Excerpted records -

start

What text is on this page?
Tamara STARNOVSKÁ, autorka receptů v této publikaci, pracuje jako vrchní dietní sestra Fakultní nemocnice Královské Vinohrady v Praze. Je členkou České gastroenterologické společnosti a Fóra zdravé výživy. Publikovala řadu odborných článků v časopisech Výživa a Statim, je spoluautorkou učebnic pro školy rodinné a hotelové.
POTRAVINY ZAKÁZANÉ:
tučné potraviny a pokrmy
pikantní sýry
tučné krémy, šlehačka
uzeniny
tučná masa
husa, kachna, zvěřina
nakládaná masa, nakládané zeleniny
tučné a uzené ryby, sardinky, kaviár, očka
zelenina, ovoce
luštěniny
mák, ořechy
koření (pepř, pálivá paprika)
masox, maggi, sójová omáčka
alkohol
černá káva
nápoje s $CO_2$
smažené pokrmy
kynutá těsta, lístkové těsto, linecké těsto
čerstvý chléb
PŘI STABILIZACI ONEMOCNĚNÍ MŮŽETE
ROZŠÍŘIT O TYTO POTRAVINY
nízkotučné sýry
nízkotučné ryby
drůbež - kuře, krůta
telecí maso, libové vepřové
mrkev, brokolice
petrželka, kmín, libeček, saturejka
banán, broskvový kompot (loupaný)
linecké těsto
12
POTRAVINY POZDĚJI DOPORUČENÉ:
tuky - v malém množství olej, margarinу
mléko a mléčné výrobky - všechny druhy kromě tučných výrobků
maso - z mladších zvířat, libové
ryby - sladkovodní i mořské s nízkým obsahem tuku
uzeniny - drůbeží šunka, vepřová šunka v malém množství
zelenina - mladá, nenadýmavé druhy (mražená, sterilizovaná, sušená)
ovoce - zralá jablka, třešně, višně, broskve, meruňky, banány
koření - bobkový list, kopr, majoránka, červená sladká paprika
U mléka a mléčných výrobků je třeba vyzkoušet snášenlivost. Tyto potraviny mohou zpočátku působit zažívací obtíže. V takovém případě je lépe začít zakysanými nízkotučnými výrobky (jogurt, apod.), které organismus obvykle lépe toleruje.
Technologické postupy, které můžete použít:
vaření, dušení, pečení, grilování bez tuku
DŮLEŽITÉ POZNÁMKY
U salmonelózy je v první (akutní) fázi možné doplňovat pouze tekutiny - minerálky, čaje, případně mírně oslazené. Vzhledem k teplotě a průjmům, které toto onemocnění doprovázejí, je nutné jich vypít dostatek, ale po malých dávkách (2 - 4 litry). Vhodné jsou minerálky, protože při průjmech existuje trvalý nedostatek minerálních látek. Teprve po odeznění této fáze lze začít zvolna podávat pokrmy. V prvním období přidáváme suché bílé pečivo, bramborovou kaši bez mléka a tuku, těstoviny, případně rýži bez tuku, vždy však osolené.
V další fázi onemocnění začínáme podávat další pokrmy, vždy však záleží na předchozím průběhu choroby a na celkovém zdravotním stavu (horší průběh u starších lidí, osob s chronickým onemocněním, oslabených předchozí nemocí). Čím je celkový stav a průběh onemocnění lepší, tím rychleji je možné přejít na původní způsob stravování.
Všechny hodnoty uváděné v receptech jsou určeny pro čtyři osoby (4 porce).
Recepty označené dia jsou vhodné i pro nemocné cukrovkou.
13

end

Task directions -
Each line of the data that includes the word "libové" counts once; report the total and nothing more.

Answer to this task -
2